▶ Dataset extract
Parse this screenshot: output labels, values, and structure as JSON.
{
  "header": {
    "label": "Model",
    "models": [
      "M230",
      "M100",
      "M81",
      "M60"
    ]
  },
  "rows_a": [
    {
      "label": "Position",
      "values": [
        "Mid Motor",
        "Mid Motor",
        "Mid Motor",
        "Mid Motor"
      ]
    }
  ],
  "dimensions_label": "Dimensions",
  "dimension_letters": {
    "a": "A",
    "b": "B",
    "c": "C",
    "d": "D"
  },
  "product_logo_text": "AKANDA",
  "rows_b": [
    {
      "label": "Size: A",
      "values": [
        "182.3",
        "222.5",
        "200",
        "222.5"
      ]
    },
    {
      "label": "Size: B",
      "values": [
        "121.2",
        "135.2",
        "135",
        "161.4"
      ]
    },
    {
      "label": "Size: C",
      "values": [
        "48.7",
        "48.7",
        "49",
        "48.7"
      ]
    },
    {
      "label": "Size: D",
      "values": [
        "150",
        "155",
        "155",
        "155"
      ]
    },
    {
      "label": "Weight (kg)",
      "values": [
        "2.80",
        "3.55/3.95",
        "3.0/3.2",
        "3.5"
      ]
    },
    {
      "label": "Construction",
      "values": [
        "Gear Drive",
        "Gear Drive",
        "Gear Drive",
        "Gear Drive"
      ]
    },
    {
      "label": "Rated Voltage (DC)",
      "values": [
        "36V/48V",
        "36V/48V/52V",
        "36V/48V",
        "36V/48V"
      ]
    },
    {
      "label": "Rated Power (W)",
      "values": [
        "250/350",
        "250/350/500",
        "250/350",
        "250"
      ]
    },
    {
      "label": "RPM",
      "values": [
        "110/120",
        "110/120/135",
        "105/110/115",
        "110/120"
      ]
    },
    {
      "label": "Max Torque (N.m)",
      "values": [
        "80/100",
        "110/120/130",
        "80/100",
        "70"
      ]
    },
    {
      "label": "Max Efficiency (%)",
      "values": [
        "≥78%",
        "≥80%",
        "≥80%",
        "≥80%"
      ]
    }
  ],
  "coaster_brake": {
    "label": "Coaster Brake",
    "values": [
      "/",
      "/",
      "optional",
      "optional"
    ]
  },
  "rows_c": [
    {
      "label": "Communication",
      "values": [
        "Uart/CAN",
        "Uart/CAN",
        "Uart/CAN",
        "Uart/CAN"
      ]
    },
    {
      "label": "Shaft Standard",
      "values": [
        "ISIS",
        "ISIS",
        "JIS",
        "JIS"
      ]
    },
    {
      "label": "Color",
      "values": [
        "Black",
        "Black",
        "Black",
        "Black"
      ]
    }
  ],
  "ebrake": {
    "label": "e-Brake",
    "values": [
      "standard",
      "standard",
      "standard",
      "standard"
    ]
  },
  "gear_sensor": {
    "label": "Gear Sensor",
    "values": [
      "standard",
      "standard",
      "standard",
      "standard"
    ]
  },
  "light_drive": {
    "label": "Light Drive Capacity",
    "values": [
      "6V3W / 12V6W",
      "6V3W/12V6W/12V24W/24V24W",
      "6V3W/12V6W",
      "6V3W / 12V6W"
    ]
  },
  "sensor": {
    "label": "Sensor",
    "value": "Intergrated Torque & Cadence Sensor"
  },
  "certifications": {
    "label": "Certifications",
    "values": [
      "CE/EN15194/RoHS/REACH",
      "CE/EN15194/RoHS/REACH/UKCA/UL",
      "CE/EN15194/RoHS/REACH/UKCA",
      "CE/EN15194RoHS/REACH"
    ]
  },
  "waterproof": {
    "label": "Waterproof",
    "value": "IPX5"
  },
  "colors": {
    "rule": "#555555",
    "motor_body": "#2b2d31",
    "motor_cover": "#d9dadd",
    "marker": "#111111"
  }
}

▶ Written instruction
Identify the lines that hold the word "UKCA". Copy every one of them.

▶ Response
      "CE/EN15194/RoHS/REACH/UKCA/UL",
      "CE/EN15194/RoHS/REACH/UKCA",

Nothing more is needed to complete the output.